§ **Your instructions**: I need the entries printed again word for word, without the images.

Data provided below:

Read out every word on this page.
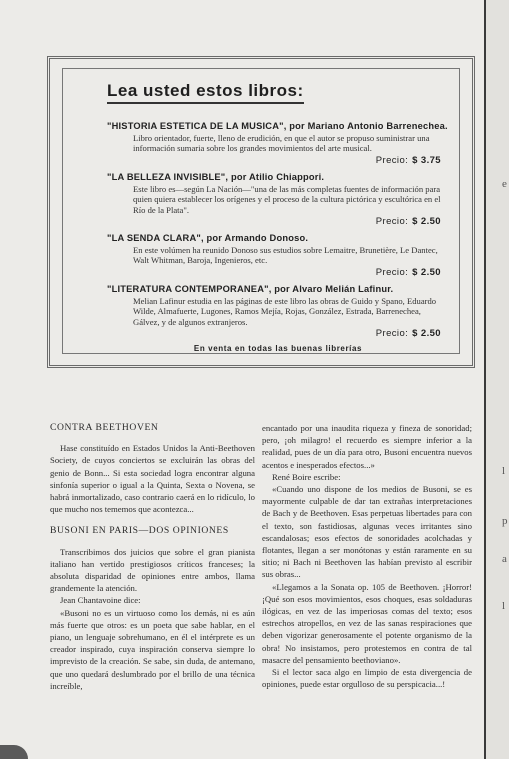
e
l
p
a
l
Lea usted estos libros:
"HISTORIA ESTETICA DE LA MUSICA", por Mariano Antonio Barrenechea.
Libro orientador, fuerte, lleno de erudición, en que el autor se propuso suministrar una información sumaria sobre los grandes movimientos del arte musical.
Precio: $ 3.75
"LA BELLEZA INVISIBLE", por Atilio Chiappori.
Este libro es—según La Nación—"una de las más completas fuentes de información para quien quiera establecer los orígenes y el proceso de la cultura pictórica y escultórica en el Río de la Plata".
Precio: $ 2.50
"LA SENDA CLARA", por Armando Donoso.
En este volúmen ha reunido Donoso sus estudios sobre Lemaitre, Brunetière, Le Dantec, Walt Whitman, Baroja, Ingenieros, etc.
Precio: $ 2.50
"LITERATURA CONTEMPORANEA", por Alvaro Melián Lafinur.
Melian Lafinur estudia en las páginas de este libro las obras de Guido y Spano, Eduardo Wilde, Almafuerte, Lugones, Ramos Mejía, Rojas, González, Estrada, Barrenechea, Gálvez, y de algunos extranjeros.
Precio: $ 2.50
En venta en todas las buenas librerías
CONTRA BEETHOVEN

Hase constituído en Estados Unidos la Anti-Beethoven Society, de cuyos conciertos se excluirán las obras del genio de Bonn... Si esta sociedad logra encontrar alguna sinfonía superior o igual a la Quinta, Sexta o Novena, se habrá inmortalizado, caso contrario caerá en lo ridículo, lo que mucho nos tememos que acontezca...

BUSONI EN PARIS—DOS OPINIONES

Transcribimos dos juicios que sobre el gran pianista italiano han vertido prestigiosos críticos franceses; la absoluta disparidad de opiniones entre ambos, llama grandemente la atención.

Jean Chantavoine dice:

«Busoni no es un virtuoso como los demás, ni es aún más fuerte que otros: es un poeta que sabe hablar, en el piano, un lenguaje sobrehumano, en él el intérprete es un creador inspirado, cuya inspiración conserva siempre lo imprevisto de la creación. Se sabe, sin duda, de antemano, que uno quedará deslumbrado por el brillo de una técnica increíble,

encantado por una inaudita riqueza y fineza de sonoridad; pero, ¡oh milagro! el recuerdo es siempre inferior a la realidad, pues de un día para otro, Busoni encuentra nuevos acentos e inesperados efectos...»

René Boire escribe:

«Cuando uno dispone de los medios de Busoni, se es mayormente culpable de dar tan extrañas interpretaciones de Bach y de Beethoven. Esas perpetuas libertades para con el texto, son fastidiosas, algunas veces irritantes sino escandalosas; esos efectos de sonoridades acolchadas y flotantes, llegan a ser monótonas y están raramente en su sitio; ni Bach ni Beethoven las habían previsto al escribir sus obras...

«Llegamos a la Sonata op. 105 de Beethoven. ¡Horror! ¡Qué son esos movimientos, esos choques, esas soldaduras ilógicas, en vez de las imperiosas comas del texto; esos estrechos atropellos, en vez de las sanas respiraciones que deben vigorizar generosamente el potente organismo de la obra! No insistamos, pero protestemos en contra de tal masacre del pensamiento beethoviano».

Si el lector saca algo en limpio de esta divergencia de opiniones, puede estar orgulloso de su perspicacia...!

End of Data provided.

§ **Result below**:
Read out every word on this page.
e
l
p
a
l
Lea usted estos libros:
"HISTORIA ESTETICA DE LA MUSICA", por Mariano Antonio Barrenechea.
Libro orientador, fuerte, lleno de erudición, en que el autor se propuso suministrar una información sumaria sobre los grandes movimientos del arte musical.
Precio: $ 3.75
"LA BELLEZA INVISIBLE", por Atilio Chiappori.
Este libro es—según La Nación—"una de las más completas fuentes de información para quien quiera establecer los orígenes y el proceso de la cultura pictórica y escultórica en el Río de la Plata".
Precio: $ 2.50
"LA SENDA CLARA", por Armando Donoso.
En este volúmen ha reunido Donoso sus estudios sobre Lemaitre, Brunetière, Le Dantec, Walt Whitman, Baroja, Ingenieros, etc.
Precio: $ 2.50
"LITERATURA CONTEMPORANEA", por Alvaro Melián Lafinur.
Melian Lafinur estudia en las páginas de este libro las obras de Guido y Spano, Eduardo Wilde, Almafuerte, Lugones, Ramos Mejía, Rojas, González, Estrada, Barrenechea, Gálvez, y de algunos extranjeros.
Precio: $ 2.50
En venta en todas las buenas librerías
CONTRA BEETHOVEN

Hase constituído en Estados Unidos la Anti-Beethoven Society, de cuyos conciertos se excluirán las obras del genio de Bonn... Si esta sociedad logra encontrar alguna sinfonía superior o igual a la Quinta, Sexta o Novena, se habrá inmortalizado, caso contrario caerá en lo ridículo, lo que mucho nos tememos que acontezca...

BUSONI EN PARIS—DOS OPINIONES

Transcribimos dos juicios que sobre el gran pianista italiano han vertido prestigiosos críticos franceses; la absoluta disparidad de opiniones entre ambos, llama grandemente la atención.

Jean Chantavoine dice:

«Busoni no es un virtuoso como los demás, ni es aún más fuerte que otros: es un poeta que sabe hablar, en el piano, un lenguaje sobrehumano, en él el intérprete es un creador inspirado, cuya inspiración conserva siempre lo imprevisto de la creación. Se sabe, sin duda, de antemano, que uno quedará deslumbrado por el brillo de una técnica increíble,

encantado por una inaudita riqueza y fineza de sonoridad; pero, ¡oh milagro! el recuerdo es siempre inferior a la realidad, pues de un día para otro, Busoni encuentra nuevos acentos e inesperados efectos...»

René Boire escribe:

«Cuando uno dispone de los medios de Busoni, se es mayormente culpable de dar tan extrañas interpretaciones de Bach y de Beethoven. Esas perpetuas libertades para con el texto, son fastidiosas, algunas veces irritantes sino escandalosas; esos efectos de sonoridades acolchadas y flotantes, llegan a ser monótonas y están raramente en su sitio; ni Bach ni Beethoven las habían previsto al escribir sus obras...

«Llegamos a la Sonata op. 105 de Beethoven. ¡Horror! ¡Qué son esos movimientos, esos choques, esas soldaduras ilógicas, en vez de las imperiosas comas del texto; esos estrechos atropellos, en vez de las sanas respiraciones que deben vigorizar generosamente el potente organismo de la obra! No insistamos, pero protestemos en contra de tal masacre del pensamiento beethoviano».

Si el lector saca algo en limpio de esta divergencia de opiniones, puede estar orgulloso de su perspicacia...!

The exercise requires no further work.